▶ **STORED DATA**
□ □ □ □ □

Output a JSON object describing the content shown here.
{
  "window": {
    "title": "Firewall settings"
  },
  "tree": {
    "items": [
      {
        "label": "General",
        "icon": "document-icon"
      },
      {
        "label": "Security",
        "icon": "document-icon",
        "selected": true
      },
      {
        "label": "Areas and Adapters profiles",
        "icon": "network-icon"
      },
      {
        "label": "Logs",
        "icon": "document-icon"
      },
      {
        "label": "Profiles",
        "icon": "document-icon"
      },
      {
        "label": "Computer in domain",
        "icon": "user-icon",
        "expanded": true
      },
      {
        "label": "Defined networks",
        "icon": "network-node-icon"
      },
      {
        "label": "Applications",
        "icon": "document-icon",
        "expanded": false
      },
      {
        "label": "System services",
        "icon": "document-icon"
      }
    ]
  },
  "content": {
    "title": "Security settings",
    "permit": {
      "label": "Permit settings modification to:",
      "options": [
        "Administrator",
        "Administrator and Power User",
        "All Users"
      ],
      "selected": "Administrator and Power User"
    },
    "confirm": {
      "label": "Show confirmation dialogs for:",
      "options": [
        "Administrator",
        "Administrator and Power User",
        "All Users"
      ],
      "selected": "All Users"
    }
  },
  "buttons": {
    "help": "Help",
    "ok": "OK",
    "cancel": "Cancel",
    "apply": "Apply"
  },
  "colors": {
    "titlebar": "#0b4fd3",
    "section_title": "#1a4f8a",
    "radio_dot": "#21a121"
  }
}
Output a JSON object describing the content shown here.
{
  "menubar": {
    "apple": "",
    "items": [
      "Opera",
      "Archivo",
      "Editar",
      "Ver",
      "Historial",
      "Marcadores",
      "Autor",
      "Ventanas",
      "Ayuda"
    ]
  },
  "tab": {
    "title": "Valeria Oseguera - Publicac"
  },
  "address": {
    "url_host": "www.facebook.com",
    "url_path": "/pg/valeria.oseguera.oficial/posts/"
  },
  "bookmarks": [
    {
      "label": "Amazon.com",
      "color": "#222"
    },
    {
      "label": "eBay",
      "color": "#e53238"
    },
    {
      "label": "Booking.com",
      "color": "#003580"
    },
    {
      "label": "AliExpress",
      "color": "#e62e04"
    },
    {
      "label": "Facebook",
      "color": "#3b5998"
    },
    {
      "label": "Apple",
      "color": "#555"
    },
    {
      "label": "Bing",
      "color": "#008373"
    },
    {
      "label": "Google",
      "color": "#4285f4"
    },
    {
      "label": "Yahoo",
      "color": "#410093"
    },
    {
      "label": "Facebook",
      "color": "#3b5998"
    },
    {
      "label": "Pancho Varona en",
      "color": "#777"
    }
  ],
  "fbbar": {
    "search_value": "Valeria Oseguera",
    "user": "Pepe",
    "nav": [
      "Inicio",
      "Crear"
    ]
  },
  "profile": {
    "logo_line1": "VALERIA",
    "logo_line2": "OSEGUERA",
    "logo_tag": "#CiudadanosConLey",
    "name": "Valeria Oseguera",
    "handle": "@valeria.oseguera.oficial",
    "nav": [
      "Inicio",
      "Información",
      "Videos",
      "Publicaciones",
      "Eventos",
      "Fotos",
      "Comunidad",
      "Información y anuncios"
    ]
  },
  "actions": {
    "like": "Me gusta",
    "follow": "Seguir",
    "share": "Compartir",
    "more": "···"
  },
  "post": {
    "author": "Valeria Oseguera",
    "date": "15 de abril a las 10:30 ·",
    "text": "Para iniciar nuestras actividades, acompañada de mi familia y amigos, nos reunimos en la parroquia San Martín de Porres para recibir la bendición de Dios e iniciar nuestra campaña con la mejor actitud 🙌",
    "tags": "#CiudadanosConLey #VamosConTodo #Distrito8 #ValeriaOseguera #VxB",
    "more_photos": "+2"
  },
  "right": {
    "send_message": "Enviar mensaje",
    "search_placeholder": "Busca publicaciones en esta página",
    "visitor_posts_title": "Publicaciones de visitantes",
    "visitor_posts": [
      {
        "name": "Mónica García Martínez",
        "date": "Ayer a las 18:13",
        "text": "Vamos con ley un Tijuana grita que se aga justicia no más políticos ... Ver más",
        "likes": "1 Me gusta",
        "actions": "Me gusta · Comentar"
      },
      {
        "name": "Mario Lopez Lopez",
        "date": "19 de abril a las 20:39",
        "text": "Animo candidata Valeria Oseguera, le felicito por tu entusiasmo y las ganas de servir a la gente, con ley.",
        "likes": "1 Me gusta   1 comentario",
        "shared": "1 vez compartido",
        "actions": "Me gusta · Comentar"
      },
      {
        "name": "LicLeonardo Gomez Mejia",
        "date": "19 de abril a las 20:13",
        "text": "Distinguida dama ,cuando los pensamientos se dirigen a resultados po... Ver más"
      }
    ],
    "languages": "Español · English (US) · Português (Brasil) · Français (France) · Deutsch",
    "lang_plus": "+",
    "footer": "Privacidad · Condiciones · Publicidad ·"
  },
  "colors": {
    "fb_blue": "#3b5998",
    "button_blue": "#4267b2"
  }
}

□ □ □ □ □

▶ **GIVEN INSTRUCTION**
Extract each line holding the string "settings".

▶ **ANSWER TO THIS PROBLEM**
    "title": "Firewall settings"
    "title": "Security settings",
      "label": "Permit settings modification to:",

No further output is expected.